— BEGIN SOURCE MATERIAL —
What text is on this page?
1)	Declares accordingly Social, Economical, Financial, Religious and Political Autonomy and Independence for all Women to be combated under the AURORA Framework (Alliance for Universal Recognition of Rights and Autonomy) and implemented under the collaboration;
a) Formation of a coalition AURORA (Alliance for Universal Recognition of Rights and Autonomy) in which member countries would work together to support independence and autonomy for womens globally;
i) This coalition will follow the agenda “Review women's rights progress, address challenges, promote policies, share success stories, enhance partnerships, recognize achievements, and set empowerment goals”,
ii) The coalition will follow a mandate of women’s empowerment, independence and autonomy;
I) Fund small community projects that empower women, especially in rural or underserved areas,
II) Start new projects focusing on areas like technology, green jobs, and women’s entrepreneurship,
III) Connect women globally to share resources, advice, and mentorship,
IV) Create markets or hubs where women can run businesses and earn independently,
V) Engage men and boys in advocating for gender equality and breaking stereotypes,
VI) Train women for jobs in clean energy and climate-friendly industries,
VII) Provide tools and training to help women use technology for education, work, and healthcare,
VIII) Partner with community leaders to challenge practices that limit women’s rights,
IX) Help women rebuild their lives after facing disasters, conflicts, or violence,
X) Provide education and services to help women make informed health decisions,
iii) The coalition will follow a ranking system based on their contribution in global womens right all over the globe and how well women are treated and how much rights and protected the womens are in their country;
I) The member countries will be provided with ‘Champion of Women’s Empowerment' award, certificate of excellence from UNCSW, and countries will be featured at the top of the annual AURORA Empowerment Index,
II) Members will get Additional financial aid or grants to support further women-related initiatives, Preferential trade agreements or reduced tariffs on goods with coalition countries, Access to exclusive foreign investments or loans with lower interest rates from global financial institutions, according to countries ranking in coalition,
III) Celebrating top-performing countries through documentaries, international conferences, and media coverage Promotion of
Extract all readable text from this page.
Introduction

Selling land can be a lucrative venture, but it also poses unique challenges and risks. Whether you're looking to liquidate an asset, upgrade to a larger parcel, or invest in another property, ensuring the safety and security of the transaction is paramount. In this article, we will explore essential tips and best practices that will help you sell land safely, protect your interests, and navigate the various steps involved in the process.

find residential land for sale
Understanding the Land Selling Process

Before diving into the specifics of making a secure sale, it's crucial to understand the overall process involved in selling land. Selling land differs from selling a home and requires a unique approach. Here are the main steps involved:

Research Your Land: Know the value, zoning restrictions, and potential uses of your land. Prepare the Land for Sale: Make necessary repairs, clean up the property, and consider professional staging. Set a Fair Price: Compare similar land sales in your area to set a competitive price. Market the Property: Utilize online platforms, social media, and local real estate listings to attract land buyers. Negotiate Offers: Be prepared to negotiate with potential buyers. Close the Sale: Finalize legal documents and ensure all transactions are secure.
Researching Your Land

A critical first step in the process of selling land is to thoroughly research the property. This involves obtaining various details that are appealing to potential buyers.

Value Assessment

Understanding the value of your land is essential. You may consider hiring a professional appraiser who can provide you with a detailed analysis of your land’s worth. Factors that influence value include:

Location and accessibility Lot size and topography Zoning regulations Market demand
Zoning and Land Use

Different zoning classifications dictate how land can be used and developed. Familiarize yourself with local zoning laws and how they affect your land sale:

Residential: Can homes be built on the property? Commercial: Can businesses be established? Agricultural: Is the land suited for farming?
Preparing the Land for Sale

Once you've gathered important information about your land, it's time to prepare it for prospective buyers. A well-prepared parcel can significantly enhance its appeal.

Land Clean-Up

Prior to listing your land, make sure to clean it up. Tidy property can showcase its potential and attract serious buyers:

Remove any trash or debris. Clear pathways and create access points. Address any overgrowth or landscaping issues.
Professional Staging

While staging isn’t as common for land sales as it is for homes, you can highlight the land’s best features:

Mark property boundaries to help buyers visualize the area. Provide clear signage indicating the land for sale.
— END SOURCE MATERIAL —
STATED EXERCISE. Copy each line from the data above that includes "practices".

COMPLETE ANSWER.
VIII) Partner with community leaders to challenge practices that limit women’s rights,
Selling land can be a lucrative venture, but it also poses unique challenges and risks. Whether you're looking to liquidate an asset, upgrade to a larger parcel, or invest in another property, ensuring the safety and security of the transaction is paramount. In this article, we will explore essential tips and best practices that will help you sell land safely, protect your interests, and navigate the various steps involved in the process.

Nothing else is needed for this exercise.